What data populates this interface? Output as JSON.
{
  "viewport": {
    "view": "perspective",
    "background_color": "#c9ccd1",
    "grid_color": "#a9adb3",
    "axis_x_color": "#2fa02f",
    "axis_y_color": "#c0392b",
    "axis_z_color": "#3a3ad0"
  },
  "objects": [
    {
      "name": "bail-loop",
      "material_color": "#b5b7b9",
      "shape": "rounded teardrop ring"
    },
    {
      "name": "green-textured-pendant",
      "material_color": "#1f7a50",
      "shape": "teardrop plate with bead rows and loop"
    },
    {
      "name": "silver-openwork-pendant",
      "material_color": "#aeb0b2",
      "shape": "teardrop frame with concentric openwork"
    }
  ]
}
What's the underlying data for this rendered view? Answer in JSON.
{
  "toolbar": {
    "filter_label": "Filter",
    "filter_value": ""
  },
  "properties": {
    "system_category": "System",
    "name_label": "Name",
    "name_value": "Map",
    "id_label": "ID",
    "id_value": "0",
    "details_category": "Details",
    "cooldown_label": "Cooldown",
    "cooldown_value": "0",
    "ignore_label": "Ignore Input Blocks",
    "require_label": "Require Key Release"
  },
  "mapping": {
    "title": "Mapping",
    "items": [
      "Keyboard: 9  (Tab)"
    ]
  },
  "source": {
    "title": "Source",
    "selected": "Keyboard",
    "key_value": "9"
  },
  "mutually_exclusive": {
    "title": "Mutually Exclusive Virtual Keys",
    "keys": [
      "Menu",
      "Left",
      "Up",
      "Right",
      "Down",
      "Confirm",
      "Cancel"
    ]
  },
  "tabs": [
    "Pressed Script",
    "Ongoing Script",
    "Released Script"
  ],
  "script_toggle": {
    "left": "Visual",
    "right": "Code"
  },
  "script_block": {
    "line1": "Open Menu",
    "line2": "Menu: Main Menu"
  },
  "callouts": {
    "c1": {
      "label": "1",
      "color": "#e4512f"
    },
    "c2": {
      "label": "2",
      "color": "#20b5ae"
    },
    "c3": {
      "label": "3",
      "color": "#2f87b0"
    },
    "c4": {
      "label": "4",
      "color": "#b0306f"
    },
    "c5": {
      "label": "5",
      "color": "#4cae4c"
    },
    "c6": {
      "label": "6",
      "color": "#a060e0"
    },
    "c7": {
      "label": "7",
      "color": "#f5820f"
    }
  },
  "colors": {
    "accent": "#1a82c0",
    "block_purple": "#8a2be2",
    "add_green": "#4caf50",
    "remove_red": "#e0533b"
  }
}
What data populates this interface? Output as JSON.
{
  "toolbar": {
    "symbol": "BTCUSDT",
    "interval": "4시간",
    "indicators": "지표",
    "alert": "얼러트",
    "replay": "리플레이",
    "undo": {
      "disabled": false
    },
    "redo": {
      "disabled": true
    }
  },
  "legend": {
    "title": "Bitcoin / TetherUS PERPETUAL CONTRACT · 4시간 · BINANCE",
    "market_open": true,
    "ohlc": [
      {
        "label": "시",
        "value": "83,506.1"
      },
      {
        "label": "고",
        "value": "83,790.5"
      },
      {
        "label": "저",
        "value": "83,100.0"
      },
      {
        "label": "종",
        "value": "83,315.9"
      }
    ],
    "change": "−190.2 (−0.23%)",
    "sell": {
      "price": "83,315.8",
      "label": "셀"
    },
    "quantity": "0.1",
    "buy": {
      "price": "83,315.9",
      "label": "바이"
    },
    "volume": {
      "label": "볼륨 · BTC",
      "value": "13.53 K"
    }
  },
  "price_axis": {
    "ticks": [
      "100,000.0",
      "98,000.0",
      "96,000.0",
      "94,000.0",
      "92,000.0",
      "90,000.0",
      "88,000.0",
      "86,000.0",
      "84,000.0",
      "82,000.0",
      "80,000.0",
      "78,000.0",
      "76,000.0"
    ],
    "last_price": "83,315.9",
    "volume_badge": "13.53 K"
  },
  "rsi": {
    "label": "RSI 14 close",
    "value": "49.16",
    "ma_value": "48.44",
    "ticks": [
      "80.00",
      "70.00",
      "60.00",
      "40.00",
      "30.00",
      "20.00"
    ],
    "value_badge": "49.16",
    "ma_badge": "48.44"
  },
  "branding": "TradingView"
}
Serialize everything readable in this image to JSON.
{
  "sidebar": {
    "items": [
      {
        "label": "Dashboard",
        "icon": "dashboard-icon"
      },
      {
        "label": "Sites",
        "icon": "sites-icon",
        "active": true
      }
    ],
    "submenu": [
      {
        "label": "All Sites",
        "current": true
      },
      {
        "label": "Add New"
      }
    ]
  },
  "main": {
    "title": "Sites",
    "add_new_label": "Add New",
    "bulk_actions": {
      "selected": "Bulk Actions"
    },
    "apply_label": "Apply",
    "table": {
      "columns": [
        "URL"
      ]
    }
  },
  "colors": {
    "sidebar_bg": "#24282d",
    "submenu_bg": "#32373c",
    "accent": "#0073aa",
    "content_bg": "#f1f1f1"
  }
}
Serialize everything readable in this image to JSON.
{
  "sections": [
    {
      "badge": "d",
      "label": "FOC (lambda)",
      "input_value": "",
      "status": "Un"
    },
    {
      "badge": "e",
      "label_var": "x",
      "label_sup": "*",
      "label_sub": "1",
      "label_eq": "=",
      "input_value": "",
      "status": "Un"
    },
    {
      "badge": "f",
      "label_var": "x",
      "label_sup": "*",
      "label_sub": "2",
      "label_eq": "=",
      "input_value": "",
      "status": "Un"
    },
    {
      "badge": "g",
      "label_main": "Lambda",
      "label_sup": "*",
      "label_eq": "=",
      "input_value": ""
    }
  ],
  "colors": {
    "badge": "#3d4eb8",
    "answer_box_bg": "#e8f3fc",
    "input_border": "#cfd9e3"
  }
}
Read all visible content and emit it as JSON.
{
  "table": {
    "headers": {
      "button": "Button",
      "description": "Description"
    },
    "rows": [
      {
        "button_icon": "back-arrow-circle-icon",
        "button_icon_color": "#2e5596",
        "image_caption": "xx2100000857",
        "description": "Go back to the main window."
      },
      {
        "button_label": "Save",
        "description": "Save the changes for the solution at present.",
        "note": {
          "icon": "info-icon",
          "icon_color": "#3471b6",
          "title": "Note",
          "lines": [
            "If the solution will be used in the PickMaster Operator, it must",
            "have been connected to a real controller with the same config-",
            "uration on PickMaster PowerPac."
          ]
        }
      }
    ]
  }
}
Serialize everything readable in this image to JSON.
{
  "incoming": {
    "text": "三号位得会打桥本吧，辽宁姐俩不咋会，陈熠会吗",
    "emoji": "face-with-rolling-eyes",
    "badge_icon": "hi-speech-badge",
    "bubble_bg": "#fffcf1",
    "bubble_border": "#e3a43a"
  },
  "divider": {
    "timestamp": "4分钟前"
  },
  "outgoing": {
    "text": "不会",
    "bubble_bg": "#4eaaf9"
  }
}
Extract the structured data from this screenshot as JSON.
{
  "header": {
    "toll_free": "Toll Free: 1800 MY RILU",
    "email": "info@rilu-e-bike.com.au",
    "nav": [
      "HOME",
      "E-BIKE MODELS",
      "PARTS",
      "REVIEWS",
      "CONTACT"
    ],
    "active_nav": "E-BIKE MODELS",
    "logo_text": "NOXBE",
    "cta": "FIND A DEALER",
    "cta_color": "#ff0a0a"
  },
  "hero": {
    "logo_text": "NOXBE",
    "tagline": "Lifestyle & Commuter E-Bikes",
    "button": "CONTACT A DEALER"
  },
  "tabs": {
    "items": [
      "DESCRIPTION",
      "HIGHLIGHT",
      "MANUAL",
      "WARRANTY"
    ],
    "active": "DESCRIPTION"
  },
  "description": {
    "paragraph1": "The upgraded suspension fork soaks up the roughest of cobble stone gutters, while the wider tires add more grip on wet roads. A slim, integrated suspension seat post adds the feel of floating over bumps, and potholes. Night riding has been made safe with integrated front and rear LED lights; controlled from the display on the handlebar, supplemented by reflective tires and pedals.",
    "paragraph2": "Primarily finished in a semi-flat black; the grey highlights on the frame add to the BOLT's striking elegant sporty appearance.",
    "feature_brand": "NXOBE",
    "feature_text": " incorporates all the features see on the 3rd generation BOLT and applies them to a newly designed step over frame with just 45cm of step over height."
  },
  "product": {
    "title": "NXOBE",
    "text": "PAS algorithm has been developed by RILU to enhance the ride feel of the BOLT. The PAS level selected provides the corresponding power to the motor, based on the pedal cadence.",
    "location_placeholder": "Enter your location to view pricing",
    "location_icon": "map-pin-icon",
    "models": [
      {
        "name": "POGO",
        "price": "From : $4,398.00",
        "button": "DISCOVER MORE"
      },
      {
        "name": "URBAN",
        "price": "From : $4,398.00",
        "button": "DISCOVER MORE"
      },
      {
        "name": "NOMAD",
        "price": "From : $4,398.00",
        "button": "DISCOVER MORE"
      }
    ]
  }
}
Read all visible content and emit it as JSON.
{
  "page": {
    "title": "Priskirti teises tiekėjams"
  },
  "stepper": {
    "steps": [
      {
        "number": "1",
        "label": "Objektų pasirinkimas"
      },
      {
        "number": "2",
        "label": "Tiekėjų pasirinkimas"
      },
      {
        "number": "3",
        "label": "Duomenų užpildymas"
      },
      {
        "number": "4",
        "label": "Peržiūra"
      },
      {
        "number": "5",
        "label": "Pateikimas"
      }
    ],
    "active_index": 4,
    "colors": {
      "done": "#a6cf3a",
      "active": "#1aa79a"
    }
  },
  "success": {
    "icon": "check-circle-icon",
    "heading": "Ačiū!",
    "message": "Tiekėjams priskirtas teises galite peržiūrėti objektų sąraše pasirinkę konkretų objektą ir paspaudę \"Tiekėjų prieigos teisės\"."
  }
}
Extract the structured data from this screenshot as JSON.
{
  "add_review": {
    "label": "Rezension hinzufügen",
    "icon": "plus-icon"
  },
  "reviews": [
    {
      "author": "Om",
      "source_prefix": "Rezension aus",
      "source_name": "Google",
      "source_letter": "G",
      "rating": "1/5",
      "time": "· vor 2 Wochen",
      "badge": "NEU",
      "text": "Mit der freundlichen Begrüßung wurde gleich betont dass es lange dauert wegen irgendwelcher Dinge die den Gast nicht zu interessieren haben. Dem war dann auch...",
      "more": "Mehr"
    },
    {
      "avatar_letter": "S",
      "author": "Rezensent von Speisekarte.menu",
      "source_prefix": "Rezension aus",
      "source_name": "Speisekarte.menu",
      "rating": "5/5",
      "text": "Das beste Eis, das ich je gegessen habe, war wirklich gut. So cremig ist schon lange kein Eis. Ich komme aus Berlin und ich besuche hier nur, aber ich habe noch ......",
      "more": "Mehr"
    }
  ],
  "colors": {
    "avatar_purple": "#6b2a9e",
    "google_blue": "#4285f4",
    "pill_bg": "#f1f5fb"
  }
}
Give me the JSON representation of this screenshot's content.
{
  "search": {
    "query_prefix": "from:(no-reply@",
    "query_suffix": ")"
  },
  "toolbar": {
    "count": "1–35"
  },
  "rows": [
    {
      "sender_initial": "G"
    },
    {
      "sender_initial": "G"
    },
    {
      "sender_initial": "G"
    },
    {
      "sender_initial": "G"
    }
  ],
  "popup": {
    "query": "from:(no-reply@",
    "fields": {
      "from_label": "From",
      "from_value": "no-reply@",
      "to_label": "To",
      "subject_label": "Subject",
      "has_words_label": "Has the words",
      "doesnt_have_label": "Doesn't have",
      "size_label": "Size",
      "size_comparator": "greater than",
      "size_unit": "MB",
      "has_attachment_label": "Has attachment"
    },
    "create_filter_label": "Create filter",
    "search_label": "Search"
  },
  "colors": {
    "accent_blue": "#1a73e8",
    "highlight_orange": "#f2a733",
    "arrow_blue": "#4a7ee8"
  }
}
----------------------------------------
§ **PROBLEM DESCRIPTION**:
From the listing above, copy every line that includes the word "pasirinkimas".

§ **EXERCISE OUTPUT**:
        "label": "Objektų pasirinkimas"
        "label": "Tiekėjų pasirinkimas"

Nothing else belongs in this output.